» INFORMATION SUPPLIED:
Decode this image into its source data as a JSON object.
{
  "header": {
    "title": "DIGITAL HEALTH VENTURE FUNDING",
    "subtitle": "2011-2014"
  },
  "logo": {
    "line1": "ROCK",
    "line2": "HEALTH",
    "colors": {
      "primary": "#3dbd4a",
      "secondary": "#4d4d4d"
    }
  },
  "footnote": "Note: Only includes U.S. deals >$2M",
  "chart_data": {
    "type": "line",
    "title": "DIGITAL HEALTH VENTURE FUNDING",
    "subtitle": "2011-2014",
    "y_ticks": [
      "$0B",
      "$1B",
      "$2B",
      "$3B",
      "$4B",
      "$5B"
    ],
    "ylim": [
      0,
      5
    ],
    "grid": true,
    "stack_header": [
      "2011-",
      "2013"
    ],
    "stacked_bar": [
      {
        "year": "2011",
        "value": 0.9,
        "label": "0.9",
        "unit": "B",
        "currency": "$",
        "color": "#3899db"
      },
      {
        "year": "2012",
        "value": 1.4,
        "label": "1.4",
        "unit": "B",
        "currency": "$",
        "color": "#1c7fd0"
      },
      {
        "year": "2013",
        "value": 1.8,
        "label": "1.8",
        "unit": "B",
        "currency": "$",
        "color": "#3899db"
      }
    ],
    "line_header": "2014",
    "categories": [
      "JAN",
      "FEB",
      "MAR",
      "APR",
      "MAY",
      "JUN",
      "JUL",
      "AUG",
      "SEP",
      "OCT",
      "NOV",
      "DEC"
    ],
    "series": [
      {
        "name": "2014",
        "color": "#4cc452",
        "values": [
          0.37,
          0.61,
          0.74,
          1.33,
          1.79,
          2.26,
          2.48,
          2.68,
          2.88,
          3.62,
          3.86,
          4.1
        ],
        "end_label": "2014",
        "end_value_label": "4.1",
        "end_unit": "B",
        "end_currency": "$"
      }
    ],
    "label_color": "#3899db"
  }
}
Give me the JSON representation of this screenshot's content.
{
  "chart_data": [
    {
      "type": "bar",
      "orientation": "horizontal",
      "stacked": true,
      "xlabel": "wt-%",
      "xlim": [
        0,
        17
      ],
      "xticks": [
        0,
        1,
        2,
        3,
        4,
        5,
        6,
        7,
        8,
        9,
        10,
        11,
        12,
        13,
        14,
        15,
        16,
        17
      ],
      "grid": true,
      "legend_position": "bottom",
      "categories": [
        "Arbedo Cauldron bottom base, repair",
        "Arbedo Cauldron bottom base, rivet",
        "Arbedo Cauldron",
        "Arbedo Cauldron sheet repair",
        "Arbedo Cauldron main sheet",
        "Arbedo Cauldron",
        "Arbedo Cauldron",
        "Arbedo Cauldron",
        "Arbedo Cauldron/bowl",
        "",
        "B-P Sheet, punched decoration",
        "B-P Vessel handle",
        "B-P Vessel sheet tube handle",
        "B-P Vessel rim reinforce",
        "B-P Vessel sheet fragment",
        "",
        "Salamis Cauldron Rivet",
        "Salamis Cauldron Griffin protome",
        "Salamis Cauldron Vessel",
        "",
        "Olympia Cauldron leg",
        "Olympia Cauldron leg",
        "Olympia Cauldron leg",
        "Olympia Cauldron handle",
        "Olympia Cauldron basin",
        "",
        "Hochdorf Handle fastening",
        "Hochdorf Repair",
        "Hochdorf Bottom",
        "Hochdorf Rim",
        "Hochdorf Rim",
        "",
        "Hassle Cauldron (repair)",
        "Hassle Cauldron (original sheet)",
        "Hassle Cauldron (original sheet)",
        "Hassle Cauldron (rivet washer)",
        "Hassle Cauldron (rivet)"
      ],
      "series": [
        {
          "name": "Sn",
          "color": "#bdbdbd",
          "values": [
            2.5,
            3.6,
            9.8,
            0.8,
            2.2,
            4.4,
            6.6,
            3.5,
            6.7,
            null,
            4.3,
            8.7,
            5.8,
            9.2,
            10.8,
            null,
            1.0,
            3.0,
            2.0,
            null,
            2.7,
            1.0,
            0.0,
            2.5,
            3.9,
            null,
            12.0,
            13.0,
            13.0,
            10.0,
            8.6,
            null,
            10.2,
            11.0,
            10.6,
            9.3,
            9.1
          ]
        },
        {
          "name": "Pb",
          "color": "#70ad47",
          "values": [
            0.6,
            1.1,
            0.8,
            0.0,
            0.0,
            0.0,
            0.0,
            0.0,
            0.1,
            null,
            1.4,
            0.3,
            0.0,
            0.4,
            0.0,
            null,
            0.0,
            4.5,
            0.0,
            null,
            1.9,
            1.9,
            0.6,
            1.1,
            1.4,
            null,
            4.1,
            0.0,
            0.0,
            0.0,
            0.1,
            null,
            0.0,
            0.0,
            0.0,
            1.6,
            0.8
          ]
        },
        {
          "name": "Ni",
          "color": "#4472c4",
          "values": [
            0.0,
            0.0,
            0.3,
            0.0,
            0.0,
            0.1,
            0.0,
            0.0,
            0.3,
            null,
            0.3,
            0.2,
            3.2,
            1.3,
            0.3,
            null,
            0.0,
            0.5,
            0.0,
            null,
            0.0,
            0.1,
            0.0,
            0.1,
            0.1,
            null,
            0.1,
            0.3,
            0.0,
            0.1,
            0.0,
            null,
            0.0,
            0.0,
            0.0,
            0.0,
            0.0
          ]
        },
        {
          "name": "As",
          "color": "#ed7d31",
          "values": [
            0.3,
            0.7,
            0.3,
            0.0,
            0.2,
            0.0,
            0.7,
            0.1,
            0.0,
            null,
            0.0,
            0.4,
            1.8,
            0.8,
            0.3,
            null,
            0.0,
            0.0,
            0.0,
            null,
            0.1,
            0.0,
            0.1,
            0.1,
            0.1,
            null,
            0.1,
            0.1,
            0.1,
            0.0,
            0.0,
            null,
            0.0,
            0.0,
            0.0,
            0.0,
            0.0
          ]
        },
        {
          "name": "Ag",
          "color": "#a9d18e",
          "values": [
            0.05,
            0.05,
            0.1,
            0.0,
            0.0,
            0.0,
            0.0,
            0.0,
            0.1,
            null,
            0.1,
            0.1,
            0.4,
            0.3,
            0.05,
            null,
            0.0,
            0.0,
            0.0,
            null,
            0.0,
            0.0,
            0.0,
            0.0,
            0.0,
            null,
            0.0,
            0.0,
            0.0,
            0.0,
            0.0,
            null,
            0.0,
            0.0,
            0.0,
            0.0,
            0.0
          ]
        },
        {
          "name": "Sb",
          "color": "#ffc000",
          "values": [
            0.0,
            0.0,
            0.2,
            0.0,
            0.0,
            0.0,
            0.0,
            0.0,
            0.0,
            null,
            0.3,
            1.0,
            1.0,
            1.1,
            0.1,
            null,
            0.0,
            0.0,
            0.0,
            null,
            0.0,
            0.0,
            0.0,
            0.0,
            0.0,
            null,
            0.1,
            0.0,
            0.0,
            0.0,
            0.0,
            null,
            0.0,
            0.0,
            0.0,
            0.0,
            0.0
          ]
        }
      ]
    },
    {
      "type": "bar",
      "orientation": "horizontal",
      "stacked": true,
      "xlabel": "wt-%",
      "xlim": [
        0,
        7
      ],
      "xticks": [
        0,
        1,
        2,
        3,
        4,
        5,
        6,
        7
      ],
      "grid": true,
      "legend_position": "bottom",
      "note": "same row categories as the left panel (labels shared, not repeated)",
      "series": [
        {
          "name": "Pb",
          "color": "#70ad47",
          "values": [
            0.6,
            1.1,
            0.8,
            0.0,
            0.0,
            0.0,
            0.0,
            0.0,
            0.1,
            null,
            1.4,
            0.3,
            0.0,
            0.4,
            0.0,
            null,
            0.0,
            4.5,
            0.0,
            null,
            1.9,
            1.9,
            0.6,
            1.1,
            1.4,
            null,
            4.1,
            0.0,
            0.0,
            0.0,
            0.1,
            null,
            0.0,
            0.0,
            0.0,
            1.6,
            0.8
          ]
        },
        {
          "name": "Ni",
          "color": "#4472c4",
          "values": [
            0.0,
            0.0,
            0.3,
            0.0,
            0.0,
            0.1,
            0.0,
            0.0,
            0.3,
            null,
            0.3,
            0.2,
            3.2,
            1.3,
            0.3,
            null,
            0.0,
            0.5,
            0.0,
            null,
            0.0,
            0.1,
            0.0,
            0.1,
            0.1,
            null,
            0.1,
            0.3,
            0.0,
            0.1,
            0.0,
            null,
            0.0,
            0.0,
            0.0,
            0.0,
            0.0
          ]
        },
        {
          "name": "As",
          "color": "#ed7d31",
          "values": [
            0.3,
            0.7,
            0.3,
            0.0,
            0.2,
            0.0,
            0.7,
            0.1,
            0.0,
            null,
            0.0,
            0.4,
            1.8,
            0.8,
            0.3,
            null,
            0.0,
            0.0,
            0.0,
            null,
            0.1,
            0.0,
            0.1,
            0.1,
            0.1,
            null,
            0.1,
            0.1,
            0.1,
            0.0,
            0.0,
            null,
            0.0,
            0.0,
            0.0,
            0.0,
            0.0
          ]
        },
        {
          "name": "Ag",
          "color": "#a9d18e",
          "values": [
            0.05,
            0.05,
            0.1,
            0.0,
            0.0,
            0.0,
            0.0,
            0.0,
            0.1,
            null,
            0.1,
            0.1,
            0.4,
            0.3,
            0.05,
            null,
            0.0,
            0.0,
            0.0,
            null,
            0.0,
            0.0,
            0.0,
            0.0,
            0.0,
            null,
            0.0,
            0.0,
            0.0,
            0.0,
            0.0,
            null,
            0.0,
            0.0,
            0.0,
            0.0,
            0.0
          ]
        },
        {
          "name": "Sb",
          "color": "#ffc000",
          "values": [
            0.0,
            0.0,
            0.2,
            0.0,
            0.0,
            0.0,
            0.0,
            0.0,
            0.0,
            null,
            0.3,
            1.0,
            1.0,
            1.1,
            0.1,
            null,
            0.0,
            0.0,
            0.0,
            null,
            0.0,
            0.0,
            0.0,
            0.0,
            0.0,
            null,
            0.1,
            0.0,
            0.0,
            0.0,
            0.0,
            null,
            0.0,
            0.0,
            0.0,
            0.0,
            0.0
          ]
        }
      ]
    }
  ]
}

» PROBLEM TO WORK ON:
Tally up the lines of the listing containing the word "subtitle". Give only the total.

» ANSWER TO THE TASK:
2